- **Challenge**
Could you write out the records below exactly as they appear?

- **Available records**
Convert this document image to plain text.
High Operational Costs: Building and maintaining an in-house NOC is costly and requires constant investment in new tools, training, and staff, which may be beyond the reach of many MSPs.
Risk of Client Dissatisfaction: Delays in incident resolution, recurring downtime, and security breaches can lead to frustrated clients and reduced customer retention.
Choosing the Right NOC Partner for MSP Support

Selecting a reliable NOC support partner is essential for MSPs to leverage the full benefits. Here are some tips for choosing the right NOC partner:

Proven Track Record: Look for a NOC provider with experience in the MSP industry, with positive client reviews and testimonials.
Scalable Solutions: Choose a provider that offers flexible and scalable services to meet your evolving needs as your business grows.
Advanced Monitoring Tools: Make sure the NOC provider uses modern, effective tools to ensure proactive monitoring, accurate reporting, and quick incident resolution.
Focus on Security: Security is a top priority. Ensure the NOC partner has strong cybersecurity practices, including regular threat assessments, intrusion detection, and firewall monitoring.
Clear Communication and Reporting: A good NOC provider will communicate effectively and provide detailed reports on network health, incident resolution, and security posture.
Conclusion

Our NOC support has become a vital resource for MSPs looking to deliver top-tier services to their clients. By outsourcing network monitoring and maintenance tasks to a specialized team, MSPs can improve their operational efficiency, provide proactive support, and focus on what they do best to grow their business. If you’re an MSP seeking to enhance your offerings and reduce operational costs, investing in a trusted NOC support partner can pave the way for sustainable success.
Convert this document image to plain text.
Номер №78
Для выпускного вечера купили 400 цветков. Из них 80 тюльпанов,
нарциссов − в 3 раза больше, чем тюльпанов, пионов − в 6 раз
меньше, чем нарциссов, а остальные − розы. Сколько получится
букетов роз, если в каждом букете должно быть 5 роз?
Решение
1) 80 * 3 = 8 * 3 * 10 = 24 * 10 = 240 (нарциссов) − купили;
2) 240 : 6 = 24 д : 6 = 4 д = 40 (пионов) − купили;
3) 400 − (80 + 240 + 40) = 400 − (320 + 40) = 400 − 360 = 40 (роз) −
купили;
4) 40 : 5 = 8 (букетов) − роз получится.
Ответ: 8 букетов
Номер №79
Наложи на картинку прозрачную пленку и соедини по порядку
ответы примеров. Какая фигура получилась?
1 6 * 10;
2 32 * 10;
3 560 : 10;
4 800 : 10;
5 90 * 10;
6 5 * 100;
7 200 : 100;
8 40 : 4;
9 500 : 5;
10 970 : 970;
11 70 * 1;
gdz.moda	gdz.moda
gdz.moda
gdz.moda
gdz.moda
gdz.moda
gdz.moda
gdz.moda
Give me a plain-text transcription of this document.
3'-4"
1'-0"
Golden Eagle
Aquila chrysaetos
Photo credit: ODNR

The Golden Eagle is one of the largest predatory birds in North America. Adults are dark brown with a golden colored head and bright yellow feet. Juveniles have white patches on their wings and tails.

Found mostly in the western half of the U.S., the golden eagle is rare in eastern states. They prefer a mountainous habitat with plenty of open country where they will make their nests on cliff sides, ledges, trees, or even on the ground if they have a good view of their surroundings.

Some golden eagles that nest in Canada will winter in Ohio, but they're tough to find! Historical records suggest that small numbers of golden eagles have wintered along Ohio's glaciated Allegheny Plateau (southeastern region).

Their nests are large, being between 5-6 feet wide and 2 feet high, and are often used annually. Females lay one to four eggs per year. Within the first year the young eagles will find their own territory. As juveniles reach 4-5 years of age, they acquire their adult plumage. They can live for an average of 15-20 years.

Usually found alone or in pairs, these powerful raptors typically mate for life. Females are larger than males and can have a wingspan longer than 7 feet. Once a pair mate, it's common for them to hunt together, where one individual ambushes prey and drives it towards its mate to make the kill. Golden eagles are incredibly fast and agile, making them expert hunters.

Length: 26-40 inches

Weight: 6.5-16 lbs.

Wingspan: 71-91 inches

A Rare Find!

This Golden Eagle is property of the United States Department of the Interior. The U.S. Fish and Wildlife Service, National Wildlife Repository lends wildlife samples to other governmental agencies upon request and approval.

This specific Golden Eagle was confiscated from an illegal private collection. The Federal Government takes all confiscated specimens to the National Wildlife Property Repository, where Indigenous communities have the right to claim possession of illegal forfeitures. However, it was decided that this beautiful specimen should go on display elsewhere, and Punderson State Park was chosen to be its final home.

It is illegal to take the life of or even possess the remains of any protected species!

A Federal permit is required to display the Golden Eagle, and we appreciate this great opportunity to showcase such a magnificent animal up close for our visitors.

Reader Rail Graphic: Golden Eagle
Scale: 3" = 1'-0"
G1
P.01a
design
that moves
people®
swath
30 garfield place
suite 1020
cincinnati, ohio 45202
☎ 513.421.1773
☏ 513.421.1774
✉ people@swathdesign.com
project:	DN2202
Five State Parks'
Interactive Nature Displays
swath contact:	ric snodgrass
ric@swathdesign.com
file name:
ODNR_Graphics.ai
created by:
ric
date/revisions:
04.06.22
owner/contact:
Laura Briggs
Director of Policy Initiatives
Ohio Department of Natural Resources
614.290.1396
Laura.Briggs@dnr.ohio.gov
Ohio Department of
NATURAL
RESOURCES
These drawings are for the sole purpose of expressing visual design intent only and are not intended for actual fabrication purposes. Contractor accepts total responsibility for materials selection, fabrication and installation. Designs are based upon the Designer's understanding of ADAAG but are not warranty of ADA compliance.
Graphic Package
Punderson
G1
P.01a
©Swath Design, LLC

- **Written answer**
Convert this document image to plain text.
High Operational Costs: Building and maintaining an in-house NOC is costly and requires constant investment in new tools, training, and staff, which may be beyond the reach of many MSPs.
Risk of Client Dissatisfaction: Delays in incident resolution, recurring downtime, and security breaches can lead to frustrated clients and reduced customer retention.
Choosing the Right NOC Partner for MSP Support

Selecting a reliable NOC support partner is essential for MSPs to leverage the full benefits. Here are some tips for choosing the right NOC partner:

Proven Track Record: Look for a NOC provider with experience in the MSP industry, with positive client reviews and testimonials.
Scalable Solutions: Choose a provider that offers flexible and scalable services to meet your evolving needs as your business grows.
Advanced Monitoring Tools: Make sure the NOC provider uses modern, effective tools to ensure proactive monitoring, accurate reporting, and quick incident resolution.
Focus on Security: Security is a top priority. Ensure the NOC partner has strong cybersecurity practices, including regular threat assessments, intrusion detection, and firewall monitoring.
Clear Communication and Reporting: A good NOC provider will communicate effectively and provide detailed reports on network health, incident resolution, and security posture.
Conclusion

Our NOC support has become a vital resource for MSPs looking to deliver top-tier services to their clients. By outsourcing network monitoring and maintenance tasks to a specialized team, MSPs can improve their operational efficiency, provide proactive support, and focus on what they do best to grow their business. If you’re an MSP seeking to enhance your offerings and reduce operational costs, investing in a trusted NOC support partner can pave the way for sustainable success.
Convert this document image to plain text.
Номер №78
Для выпускного вечера купили 400 цветков. Из них 80 тюльпанов,
нарциссов − в 3 раза больше, чем тюльпанов, пионов − в 6 раз
меньше, чем нарциссов, а остальные − розы. Сколько получится
букетов роз, если в каждом букете должно быть 5 роз?
Решение
1) 80 * 3 = 8 * 3 * 10 = 24 * 10 = 240 (нарциссов) − купили;
2) 240 : 6 = 24 д : 6 = 4 д = 40 (пионов) − купили;
3) 400 − (80 + 240 + 40) = 400 − (320 + 40) = 400 − 360 = 40 (роз) −
купили;
4) 40 : 5 = 8 (букетов) − роз получится.
Ответ: 8 букетов
Номер №79
Наложи на картинку прозрачную пленку и соедини по порядку
ответы примеров. Какая фигура получилась?
1 6 * 10;
2 32 * 10;
3 560 : 10;
4 800 : 10;
5 90 * 10;
6 5 * 100;
7 200 : 100;
8 40 : 4;
9 500 : 5;
10 970 : 970;
11 70 * 1;
gdz.moda	gdz.moda
gdz.moda
gdz.moda
gdz.moda
gdz.moda
gdz.moda
gdz.moda
Give me a plain-text transcription of this document.
3'-4"
1'-0"
Golden Eagle
Aquila chrysaetos
Photo credit: ODNR

The Golden Eagle is one of the largest predatory birds in North America. Adults are dark brown with a golden colored head and bright yellow feet. Juveniles have white patches on their wings and tails.

Found mostly in the western half of the U.S., the golden eagle is rare in eastern states. They prefer a mountainous habitat with plenty of open country where they will make their nests on cliff sides, ledges, trees, or even on the ground if they have a good view of their surroundings.

Some golden eagles that nest in Canada will winter in Ohio, but they're tough to find! Historical records suggest that small numbers of golden eagles have wintered along Ohio's glaciated Allegheny Plateau (southeastern region).

Their nests are large, being between 5-6 feet wide and 2 feet high, and are often used annually. Females lay one to four eggs per year. Within the first year the young eagles will find their own territory. As juveniles reach 4-5 years of age, they acquire their adult plumage. They can live for an average of 15-20 years.

Usually found alone or in pairs, these powerful raptors typically mate for life. Females are larger than males and can have a wingspan longer than 7 feet. Once a pair mate, it's common for them to hunt together, where one individual ambushes prey and drives it towards its mate to make the kill. Golden eagles are incredibly fast and agile, making them expert hunters.

Length: 26-40 inches

Weight: 6.5-16 lbs.

Wingspan: 71-91 inches

A Rare Find!

This Golden Eagle is property of the United States Department of the Interior. The U.S. Fish and Wildlife Service, National Wildlife Repository lends wildlife samples to other governmental agencies upon request and approval.

This specific Golden Eagle was confiscated from an illegal private collection. The Federal Government takes all confiscated specimens to the National Wildlife Property Repository, where Indigenous communities have the right to claim possession of illegal forfeitures. However, it was decided that this beautiful specimen should go on display elsewhere, and Punderson State Park was chosen to be its final home.

It is illegal to take the life of or even possess the remains of any protected species!

A Federal permit is required to display the Golden Eagle, and we appreciate this great opportunity to showcase such a magnificent animal up close for our visitors.

Reader Rail Graphic: Golden Eagle
Scale: 3" = 1'-0"
G1
P.01a
design
that moves
people®
swath
30 garfield place
suite 1020
cincinnati, ohio 45202
☎ 513.421.1773
☏ 513.421.1774
✉ people@swathdesign.com
project:	DN2202
Five State Parks'
Interactive Nature Displays
swath contact:	ric snodgrass
ric@swathdesign.com
file name:
ODNR_Graphics.ai
created by:
ric
date/revisions:
04.06.22
owner/contact:
Laura Briggs
Director of Policy Initiatives
Ohio Department of Natural Resources
614.290.1396
Laura.Briggs@dnr.ohio.gov
Ohio Department of
NATURAL
RESOURCES
These drawings are for the sole purpose of expressing visual design intent only and are not intended for actual fabrication purposes. Contractor accepts total responsibility for materials selection, fabrication and installation. Designs are based upon the Designer's understanding of ADAAG but are not warranty of ADA compliance.
Graphic Package
Punderson
G1
P.01a
©Swath Design, LLC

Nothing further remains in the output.